Data records →
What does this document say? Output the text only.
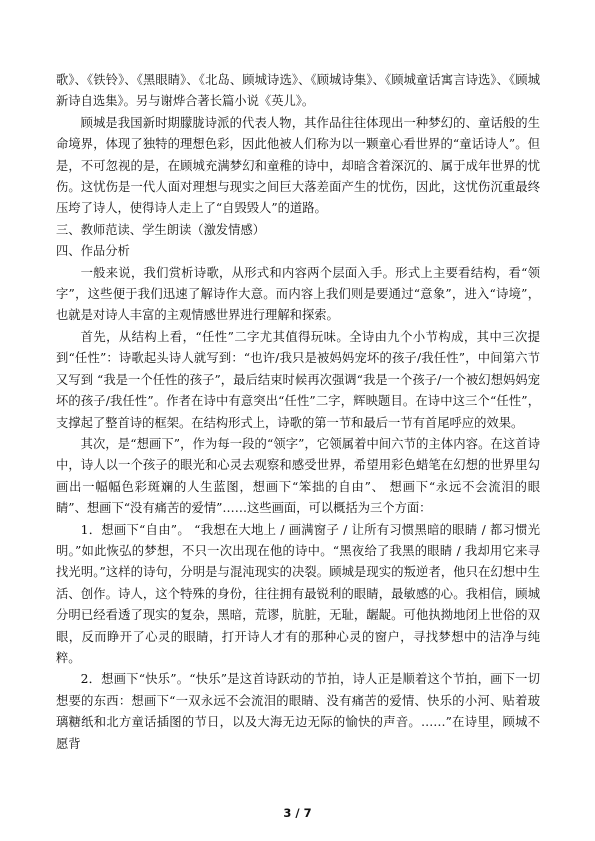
歌》、《铁铃》、《黑眼睛》、《北岛、顾城诗选》、《顾城诗集》、《顾城童话寓言诗选》、《顾城新诗自选集》。另与谢烨合著长篇小说《英儿》。

顾城是我国新时期朦胧诗派的代表人物，其作品往往体现出一种梦幻的、童话般的生命境界，体现了独特的理想色彩，因此他被人们称为以一颗童心看世界的“童话诗人”。但是，不可忽视的是，在顾城充满梦幻和童稚的诗中，却暗含着深沉的、属于成年世界的忧伤。这忧伤是一代人面对理想与现实之间巨大落差面产生的忧伤，因此，这忧伤沉重最终压垮了诗人，使得诗人走上了“自毁毁人”的道路。

三、教师范读、学生朗读（激发情感）

四、作品分析

一般来说，我们赏析诗歌，从形式和内容两个层面入手。形式上主要看结构，看“领字”，这些便于我们迅速了解诗作大意。而内容上我们则是要通过“意象”，进入“诗境”，也就是对诗人丰富的主观情感世界进行理解和探索。

首先，从结构上看，“任性”二字尤其值得玩味。全诗由九个小节构成，其中三次提到“任性”：诗歌起头诗人就写到：“也许/我只是被妈妈宠坏的孩子/我任性”，中间第六节又写到 “我是一个任性的孩子”，最后结束时候再次强调“我是一个孩子/一个被幻想妈妈宠坏的孩子/我任性”。作者在诗中有意突出“任性”二字，辉映题目。在诗中这三个“任性”，支撑起了整首诗的框架。在结构形式上，诗歌的第一节和最后一节有首尾呼应的效果。

其次，是“想画下”，作为每一段的“领字”，它领属着中间六节的主体内容。在这首诗中，诗人以一个孩子的眼光和心灵去观察和感受世界，希望用彩色蜡笔在幻想的世界里勾画出一幅幅色彩斑斓的人生蓝图，想画下“笨拙的自由”、 想画下“永远不会流泪的眼睛”、想画下“没有痛苦的爱情”……这些画面，可以概括为三个方面：

1．想画下“自由”。 “我想在大地上 / 画满窗子 / 让所有习惯黑暗的眼睛 / 都习惯光明。”如此恢弘的梦想，不只一次出现在他的诗中。“黑夜给了我黑的眼睛 / 我却用它来寻找光明。”这样的诗句，分明是与混沌现实的决裂。顾城是现实的叛逆者，他只在幻想中生活、创作。诗人，这个特殊的身份，往往拥有最锐利的眼睛，最敏感的心。我相信，顾城分明已经看透了现实的复杂，黑暗，荒谬，肮脏，无耻，龌龊。可他执拗地闭上世俗的双眼，反而睁开了心灵的眼睛，打开诗人才有的那种心灵的窗户，寻找梦想中的洁净与纯粹。

2．想画下“快乐”。“快乐”是这首诗跃动的节拍，诗人正是顺着这个节拍，画下一切想要的东西：想画下“一双永远不会流泪的眼睛、没有痛苦的爱情、快乐的小河、贴着玻璃糖纸和北方童话插图的节日，以及大海无边无际的愉快的声音。……”在诗里，顾城不愿背

3 / 7
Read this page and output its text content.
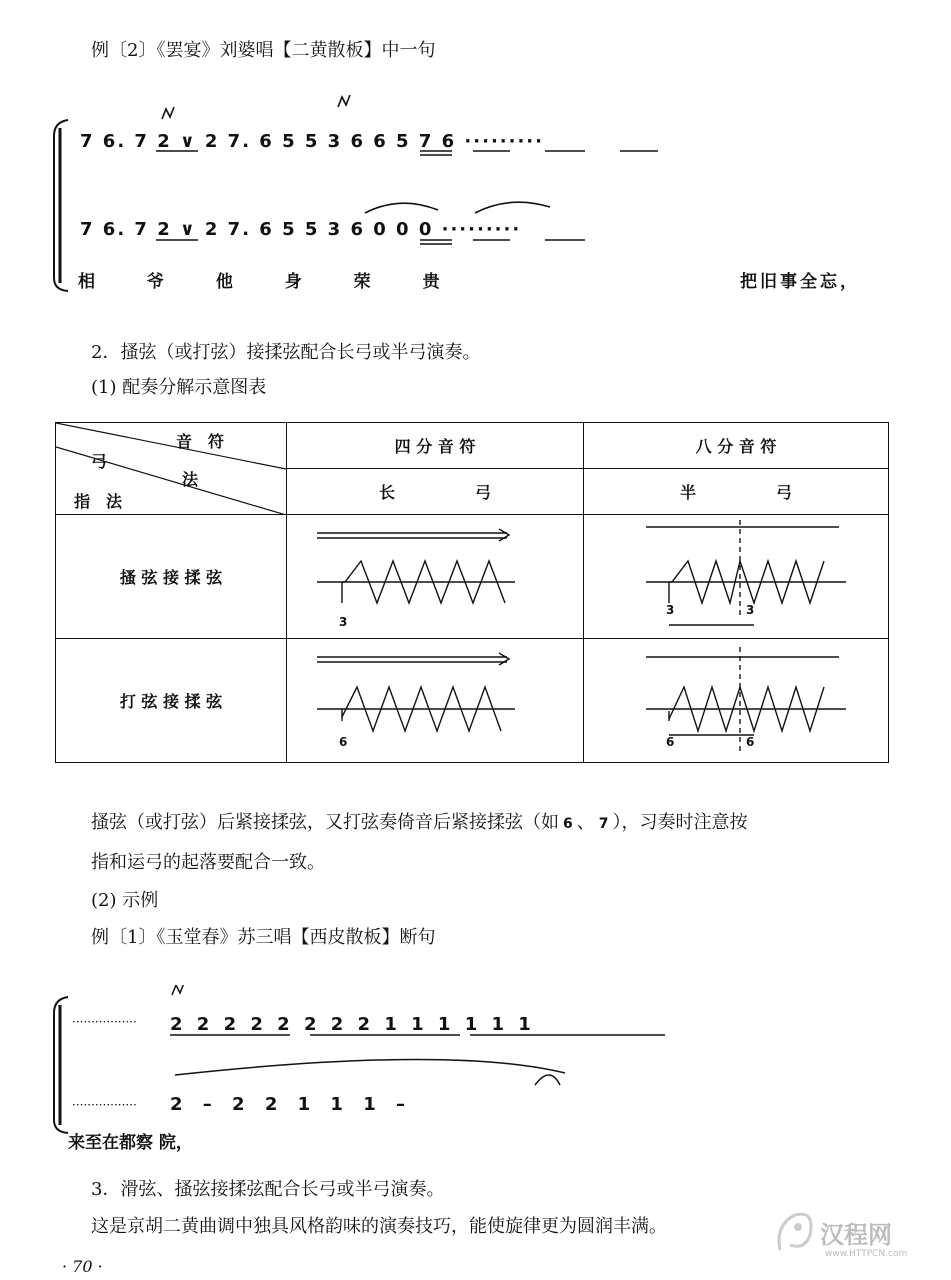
例〔2〕《罢宴》刘婆唱【二黄散板】中一句
7 6. 7 2 ∨ 2 7. 6 5 5 3 6 6 5 7 6 ·········
7 6. 7 2 ∨ 2 7. 6 5 5 3 6 0 0 0 ·········
相 爷 他 身 荣 贵	把旧事全忘，
2．搔弦（或打弦）接揉弦配合长弓或半弓演奏。
(1) 配奏分解示意图表
音　符
法
弓
指　法	四 分 音 符	八 分 音 符
	长　　　　　弓	半　　　　　弓
搔 弦 接 揉 弦	3	3 3

打 弦 接 揉 弦	6	6 6
搔弦（或打弦）后紧接揉弦，又打弦奏倚音后紧接揉弦（如 6 、 7 ），习奏时注意按
指和运弓的起落要配合一致。
(2) 示例
例〔1〕《玉堂春》苏三唱【西皮散板】断句
·················
·················
2 2 2 2 2 2 2 2 1 1 1 1 1 1
2 – 2 2 1 1 1 –
来至在都察 院，
3．滑弦、搔弦接揉弦配合长弓或半弓演奏。
这是京胡二黄曲调中独具风格韵味的演奏技巧，能使旋律更为圆润丰满。
· 70 ·
汉程网
www.HTTPCN.com
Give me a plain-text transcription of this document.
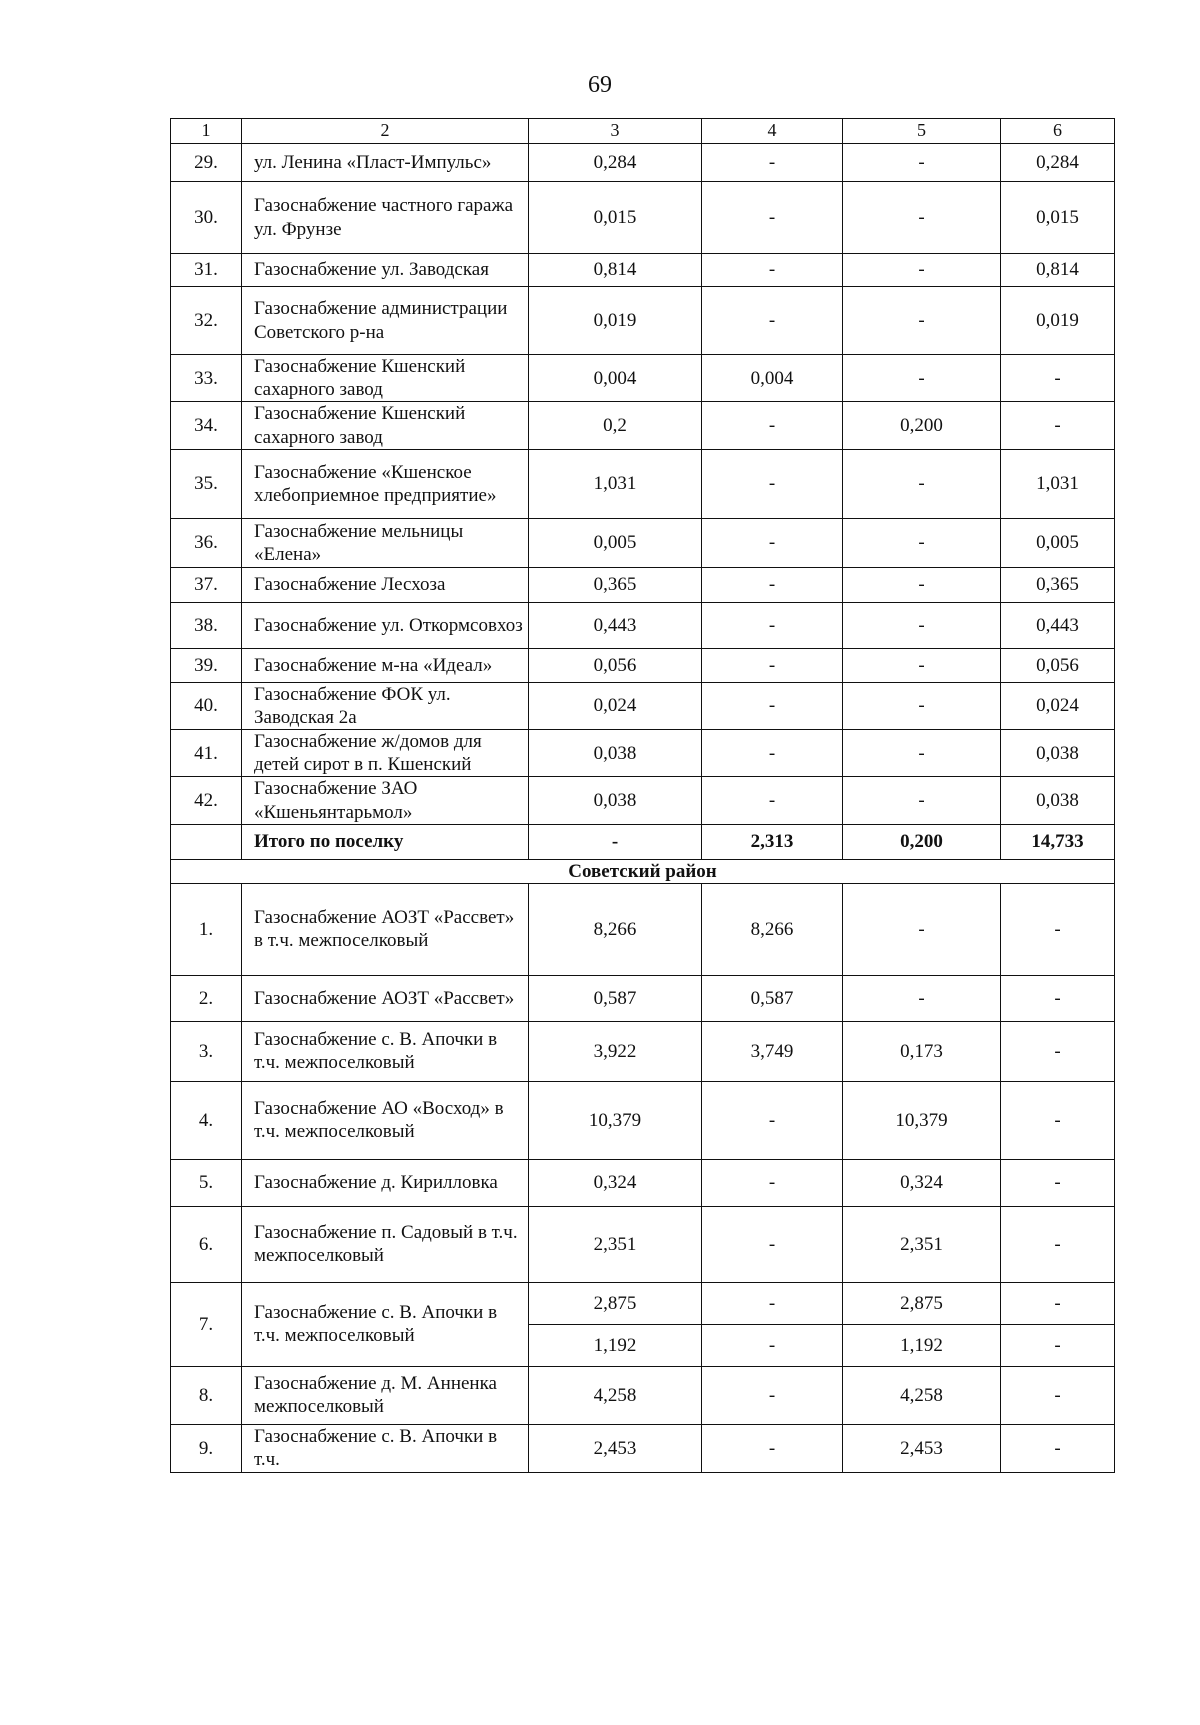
69
1	2	3	4	5	6
29.	ул. Ленина «Пласт-Импульс»	0,284	-	-	0,284
30.	Газоснабжение частного гаража ул. Фрунзе	0,015	-	-	0,015
31.	Газоснабжение ул. Заводская	0,814	-	-	0,814
32.	Газоснабжение администрации Советского р-на	0,019	-	-	0,019
33.	Газоснабжение Кшенский сахарного завод	0,004	0,004	-	-
34.	Газоснабжение Кшенский сахарного завод	0,2	-	0,200	-
35.	Газоснабжение «Кшенское хлебоприемное предприятие»	1,031	-	-	1,031
36.	Газоснабжение мельницы «Елена»	0,005	-	-	0,005
37.	Газоснабжение Лесхоза	0,365	-	-	0,365
38.	Газоснабжение ул. Откормсовхоз	0,443	-	-	0,443
39.	Газоснабжение м-на «Идеал»	0,056	-	-	0,056
40.	Газоснабжение ФОК ул. Заводская 2а	0,024	-	-	0,024
41.	Газоснабжение ж/домов для детей сирот в п. Кшенский	0,038	-	-	0,038
42.	Газоснабжение ЗАО «Кшеньянтарьмол»	0,038	-	-	0,038
	Итого по поселку	-	2,313	0,200	14,733
Советский район					
1.	Газоснабжение АОЗТ «Рассвет» в т.ч. межпоселковый	8,266	8,266	-	-
2.	Газоснабжение АОЗТ «Рассвет»	0,587	0,587	-	-
3.	Газоснабжение с. В. Апочки в т.ч. межпоселковый	3,922	3,749	0,173	-
4.	Газоснабжение АО «Восход» в т.ч. межпоселковый	10,379	-	10,379	-
5.	Газоснабжение д. Кирилловка	0,324	-	0,324	-
6.	Газоснабжение п. Садовый в т.ч. межпоселковый	2,351	-	2,351	-
7.	Газоснабжение с. В. Апочки в т.ч. межпоселковый	2,875	-	2,875	-
		1,192	-	1,192	-
8.	Газоснабжение д. М. Анненка межпоселковый	4,258	-	4,258	-
9.	Газоснабжение с. В. Апочки в т.ч.	2,453	-	2,453	-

Exercise prompt → Write out the entries again, exactly as given, skipping any images.

Final answer →
What does this document say? Output the text only.
歌》、《铁铃》、《黑眼睛》、《北岛、顾城诗选》、《顾城诗集》、《顾城童话寓言诗选》、《顾城新诗自选集》。另与谢烨合著长篇小说《英儿》。

顾城是我国新时期朦胧诗派的代表人物，其作品往往体现出一种梦幻的、童话般的生命境界，体现了独特的理想色彩，因此他被人们称为以一颗童心看世界的“童话诗人”。但是，不可忽视的是，在顾城充满梦幻和童稚的诗中，却暗含着深沉的、属于成年世界的忧伤。这忧伤是一代人面对理想与现实之间巨大落差面产生的忧伤，因此，这忧伤沉重最终压垮了诗人，使得诗人走上了“自毁毁人”的道路。

三、教师范读、学生朗读（激发情感）

四、作品分析

一般来说，我们赏析诗歌，从形式和内容两个层面入手。形式上主要看结构，看“领字”，这些便于我们迅速了解诗作大意。而内容上我们则是要通过“意象”，进入“诗境”，也就是对诗人丰富的主观情感世界进行理解和探索。

首先，从结构上看，“任性”二字尤其值得玩味。全诗由九个小节构成，其中三次提到“任性”：诗歌起头诗人就写到：“也许/我只是被妈妈宠坏的孩子/我任性”，中间第六节又写到 “我是一个任性的孩子”，最后结束时候再次强调“我是一个孩子/一个被幻想妈妈宠坏的孩子/我任性”。作者在诗中有意突出“任性”二字，辉映题目。在诗中这三个“任性”，支撑起了整首诗的框架。在结构形式上，诗歌的第一节和最后一节有首尾呼应的效果。

其次，是“想画下”，作为每一段的“领字”，它领属着中间六节的主体内容。在这首诗中，诗人以一个孩子的眼光和心灵去观察和感受世界，希望用彩色蜡笔在幻想的世界里勾画出一幅幅色彩斑斓的人生蓝图，想画下“笨拙的自由”、 想画下“永远不会流泪的眼睛”、想画下“没有痛苦的爱情”……这些画面，可以概括为三个方面：

1．想画下“自由”。 “我想在大地上 / 画满窗子 / 让所有习惯黑暗的眼睛 / 都习惯光明。”如此恢弘的梦想，不只一次出现在他的诗中。“黑夜给了我黑的眼睛 / 我却用它来寻找光明。”这样的诗句，分明是与混沌现实的决裂。顾城是现实的叛逆者，他只在幻想中生活、创作。诗人，这个特殊的身份，往往拥有最锐利的眼睛，最敏感的心。我相信，顾城分明已经看透了现实的复杂，黑暗，荒谬，肮脏，无耻，龌龊。可他执拗地闭上世俗的双眼，反而睁开了心灵的眼睛，打开诗人才有的那种心灵的窗户，寻找梦想中的洁净与纯粹。

2．想画下“快乐”。“快乐”是这首诗跃动的节拍，诗人正是顺着这个节拍，画下一切想要的东西：想画下“一双永远不会流泪的眼睛、没有痛苦的爱情、快乐的小河、贴着玻璃糖纸和北方童话插图的节日，以及大海无边无际的愉快的声音。……”在诗里，顾城不愿背

3 / 7
Read this page and output its text content.
例〔2〕《罢宴》刘婆唱【二黄散板】中一句
7 6. 7 2 ∨ 2 7. 6 5 5 3 6 6 5 7 6 ·········
7 6. 7 2 ∨ 2 7. 6 5 5 3 6 0 0 0 ·········
相 爷 他 身 荣 贵	把旧事全忘，
2．搔弦（或打弦）接揉弦配合长弓或半弓演奏。
(1) 配奏分解示意图表
音　符
法
弓
指　法	四 分 音 符	八 分 音 符
	长　　　　　弓	半　　　　　弓
搔 弦 接 揉 弦	3	3 3

打 弦 接 揉 弦	6	6 6
搔弦（或打弦）后紧接揉弦，又打弦奏倚音后紧接揉弦（如 6 、 7 ），习奏时注意按
指和运弓的起落要配合一致。
(2) 示例
例〔1〕《玉堂春》苏三唱【西皮散板】断句
·················
·················
2 2 2 2 2 2 2 2 1 1 1 1 1 1
2 – 2 2 1 1 1 –
来至在都察 院，
3．滑弦、搔弦接揉弦配合长弓或半弓演奏。
这是京胡二黄曲调中独具风格韵味的演奏技巧，能使旋律更为圆润丰满。
· 70 ·
汉程网
www.HTTPCN.com
Give me a plain-text transcription of this document.
69
1	2	3	4	5	6
29.	ул. Ленина «Пласт-Импульс»	0,284	-	-	0,284
30.	Газоснабжение частного гаража ул. Фрунзе	0,015	-	-	0,015
31.	Газоснабжение ул. Заводская	0,814	-	-	0,814
32.	Газоснабжение администрации Советского р-на	0,019	-	-	0,019
33.	Газоснабжение Кшенский сахарного завод	0,004	0,004	-	-
34.	Газоснабжение Кшенский сахарного завод	0,2	-	0,200	-
35.	Газоснабжение «Кшенское хлебоприемное предприятие»	1,031	-	-	1,031
36.	Газоснабжение мельницы «Елена»	0,005	-	-	0,005
37.	Газоснабжение Лесхоза	0,365	-	-	0,365
38.	Газоснабжение ул. Откормсовхоз	0,443	-	-	0,443
39.	Газоснабжение м-на «Идеал»	0,056	-	-	0,056
40.	Газоснабжение ФОК ул. Заводская 2а	0,024	-	-	0,024
41.	Газоснабжение ж/домов для детей сирот в п. Кшенский	0,038	-	-	0,038
42.	Газоснабжение ЗАО «Кшеньянтарьмол»	0,038	-	-	0,038
	Итого по поселку	-	2,313	0,200	14,733
Советский район					
1.	Газоснабжение АОЗТ «Рассвет» в т.ч. межпоселковый	8,266	8,266	-	-
2.	Газоснабжение АОЗТ «Рассвет»	0,587	0,587	-	-
3.	Газоснабжение с. В. Апочки в т.ч. межпоселковый	3,922	3,749	0,173	-
4.	Газоснабжение АО «Восход» в т.ч. межпоселковый	10,379	-	10,379	-
5.	Газоснабжение д. Кирилловка	0,324	-	0,324	-
6.	Газоснабжение п. Садовый в т.ч. межпоселковый	2,351	-	2,351	-
7.	Газоснабжение с. В. Апочки в т.ч. межпоселковый	2,875	-	2,875	-
		1,192	-	1,192	-
8.	Газоснабжение д. М. Анненка межпоселковый	4,258	-	4,258	-
9.	Газоснабжение с. В. Апочки в т.ч.	2,453	-	2,453	-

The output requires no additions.